[Written exercise]
Without further comment, state how many lines in the listing below contain the word "JSON".

[Extracts from a graphics dataset]

******************************

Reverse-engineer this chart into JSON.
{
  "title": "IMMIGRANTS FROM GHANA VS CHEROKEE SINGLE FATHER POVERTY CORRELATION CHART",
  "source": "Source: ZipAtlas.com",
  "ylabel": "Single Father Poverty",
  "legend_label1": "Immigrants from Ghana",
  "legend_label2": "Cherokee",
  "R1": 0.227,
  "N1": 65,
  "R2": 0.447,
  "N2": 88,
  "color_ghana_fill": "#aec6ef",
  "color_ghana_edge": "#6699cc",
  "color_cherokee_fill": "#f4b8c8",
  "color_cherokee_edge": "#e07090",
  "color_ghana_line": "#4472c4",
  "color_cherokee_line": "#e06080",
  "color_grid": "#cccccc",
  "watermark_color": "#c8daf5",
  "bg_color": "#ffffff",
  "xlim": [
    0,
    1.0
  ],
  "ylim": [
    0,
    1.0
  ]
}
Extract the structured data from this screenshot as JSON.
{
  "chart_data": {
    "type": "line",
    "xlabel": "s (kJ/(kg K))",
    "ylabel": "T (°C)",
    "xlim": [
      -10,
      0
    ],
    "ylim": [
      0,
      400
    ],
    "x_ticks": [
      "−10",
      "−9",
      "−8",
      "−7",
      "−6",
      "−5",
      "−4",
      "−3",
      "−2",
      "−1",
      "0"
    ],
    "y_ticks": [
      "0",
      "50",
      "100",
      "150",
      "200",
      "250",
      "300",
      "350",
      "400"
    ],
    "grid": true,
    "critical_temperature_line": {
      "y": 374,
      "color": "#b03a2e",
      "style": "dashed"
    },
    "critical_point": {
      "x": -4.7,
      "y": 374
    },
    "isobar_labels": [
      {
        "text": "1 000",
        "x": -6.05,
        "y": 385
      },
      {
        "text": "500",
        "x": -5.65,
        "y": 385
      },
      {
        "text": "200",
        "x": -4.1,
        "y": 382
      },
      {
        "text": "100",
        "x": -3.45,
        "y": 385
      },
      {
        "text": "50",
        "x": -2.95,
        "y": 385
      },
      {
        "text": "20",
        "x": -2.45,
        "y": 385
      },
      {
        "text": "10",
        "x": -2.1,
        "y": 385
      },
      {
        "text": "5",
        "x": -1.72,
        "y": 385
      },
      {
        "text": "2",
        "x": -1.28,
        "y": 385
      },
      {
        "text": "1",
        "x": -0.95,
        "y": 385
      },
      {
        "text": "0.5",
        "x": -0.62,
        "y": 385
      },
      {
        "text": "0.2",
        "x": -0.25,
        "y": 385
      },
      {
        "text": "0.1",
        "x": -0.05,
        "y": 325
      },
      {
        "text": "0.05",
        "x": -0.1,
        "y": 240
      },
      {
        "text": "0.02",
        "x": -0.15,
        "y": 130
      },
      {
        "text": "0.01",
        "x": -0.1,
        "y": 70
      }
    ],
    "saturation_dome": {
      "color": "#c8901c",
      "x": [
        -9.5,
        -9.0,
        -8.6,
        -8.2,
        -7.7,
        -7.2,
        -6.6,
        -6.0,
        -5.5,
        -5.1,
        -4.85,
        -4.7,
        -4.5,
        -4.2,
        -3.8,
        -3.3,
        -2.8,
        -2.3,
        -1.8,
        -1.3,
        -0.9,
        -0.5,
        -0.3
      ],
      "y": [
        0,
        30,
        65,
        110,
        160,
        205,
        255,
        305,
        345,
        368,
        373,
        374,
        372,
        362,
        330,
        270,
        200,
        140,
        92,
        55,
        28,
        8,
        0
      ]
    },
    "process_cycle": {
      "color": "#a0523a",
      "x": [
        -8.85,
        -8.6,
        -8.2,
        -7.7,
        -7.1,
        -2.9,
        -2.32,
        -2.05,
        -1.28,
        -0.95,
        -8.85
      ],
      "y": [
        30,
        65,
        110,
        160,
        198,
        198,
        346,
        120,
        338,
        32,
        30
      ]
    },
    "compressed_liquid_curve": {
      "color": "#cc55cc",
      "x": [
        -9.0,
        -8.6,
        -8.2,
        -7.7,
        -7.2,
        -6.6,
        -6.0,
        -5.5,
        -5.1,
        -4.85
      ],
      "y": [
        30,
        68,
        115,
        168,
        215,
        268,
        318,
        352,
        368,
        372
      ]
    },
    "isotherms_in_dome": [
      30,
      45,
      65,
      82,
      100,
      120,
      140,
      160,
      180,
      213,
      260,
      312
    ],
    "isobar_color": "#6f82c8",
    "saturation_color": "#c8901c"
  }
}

******************************

[Response to this task]
2